━━━ Records

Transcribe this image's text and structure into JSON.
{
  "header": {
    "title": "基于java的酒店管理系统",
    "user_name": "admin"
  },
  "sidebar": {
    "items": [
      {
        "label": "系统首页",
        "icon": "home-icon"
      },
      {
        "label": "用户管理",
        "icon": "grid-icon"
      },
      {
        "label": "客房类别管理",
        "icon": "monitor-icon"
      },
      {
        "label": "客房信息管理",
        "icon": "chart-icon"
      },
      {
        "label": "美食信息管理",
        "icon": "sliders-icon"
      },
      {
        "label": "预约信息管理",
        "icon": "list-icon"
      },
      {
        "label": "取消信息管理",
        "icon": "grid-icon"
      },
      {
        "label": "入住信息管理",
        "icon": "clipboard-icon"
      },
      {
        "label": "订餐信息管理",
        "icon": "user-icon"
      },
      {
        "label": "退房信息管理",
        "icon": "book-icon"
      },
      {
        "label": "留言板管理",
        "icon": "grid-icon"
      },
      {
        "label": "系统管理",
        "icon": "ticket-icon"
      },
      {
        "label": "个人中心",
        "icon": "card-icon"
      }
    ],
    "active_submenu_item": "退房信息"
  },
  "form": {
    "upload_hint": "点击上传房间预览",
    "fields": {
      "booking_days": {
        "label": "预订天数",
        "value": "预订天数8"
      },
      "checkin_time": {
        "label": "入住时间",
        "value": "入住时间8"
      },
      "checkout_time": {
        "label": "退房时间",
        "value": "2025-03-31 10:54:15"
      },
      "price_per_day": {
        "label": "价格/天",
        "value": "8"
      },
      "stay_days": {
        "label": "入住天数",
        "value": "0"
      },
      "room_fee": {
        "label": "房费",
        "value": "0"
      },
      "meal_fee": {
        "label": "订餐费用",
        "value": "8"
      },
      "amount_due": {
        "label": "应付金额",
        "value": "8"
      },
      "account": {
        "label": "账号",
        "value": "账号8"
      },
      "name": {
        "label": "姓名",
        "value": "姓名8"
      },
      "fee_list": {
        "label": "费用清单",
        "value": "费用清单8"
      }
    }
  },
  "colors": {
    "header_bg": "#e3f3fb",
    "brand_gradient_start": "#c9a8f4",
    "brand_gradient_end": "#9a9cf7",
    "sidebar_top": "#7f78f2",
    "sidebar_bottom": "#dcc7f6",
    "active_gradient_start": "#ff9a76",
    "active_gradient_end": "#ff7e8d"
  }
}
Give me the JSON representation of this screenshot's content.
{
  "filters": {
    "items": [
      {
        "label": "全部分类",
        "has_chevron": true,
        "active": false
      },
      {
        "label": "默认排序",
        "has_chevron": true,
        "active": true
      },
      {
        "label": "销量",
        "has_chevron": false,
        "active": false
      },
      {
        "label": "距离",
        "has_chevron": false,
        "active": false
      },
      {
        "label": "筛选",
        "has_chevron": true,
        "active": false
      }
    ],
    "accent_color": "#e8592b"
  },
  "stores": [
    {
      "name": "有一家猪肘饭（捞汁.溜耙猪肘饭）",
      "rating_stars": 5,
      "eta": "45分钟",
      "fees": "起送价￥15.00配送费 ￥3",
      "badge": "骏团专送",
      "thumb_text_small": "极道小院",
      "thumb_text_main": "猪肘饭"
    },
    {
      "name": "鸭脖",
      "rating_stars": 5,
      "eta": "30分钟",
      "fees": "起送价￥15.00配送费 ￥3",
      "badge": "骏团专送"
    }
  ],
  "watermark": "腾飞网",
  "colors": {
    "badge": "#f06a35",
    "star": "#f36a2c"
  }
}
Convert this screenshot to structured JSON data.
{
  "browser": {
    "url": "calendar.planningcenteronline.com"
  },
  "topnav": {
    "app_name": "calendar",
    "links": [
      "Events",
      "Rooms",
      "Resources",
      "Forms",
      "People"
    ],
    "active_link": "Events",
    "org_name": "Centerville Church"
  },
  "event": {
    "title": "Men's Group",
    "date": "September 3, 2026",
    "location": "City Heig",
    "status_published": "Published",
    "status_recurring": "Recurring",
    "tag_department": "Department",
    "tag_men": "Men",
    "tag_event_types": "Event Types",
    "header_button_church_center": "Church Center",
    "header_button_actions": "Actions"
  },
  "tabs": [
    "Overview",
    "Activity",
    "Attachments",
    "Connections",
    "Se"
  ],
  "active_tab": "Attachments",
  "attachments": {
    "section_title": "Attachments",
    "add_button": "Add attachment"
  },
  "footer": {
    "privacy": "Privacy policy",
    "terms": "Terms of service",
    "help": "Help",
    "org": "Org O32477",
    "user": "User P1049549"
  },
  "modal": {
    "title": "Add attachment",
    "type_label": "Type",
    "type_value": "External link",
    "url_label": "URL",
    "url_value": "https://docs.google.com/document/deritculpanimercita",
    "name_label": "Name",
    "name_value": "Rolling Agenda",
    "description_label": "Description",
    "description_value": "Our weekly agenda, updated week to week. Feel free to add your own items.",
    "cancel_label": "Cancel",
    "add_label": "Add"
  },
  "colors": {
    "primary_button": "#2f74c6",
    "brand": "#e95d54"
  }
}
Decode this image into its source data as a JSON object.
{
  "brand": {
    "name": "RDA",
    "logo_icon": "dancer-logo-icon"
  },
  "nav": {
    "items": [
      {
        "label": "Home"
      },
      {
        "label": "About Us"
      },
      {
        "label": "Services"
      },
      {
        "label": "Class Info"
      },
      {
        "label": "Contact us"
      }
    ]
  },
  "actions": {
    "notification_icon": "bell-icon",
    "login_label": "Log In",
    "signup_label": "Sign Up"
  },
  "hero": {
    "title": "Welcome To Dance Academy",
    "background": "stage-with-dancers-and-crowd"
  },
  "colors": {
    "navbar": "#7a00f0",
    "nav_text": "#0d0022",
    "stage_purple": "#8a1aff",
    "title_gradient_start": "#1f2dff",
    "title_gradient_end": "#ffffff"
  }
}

━━━━━━

Search the data above for the string "JSON" and copy each line that has it.

Solution »
Transcribe this image's text and structure into JSON.
Give me the JSON representation of this screenshot's content.
Convert this screenshot to structured JSON data.
Decode this image into its source data as a JSON object.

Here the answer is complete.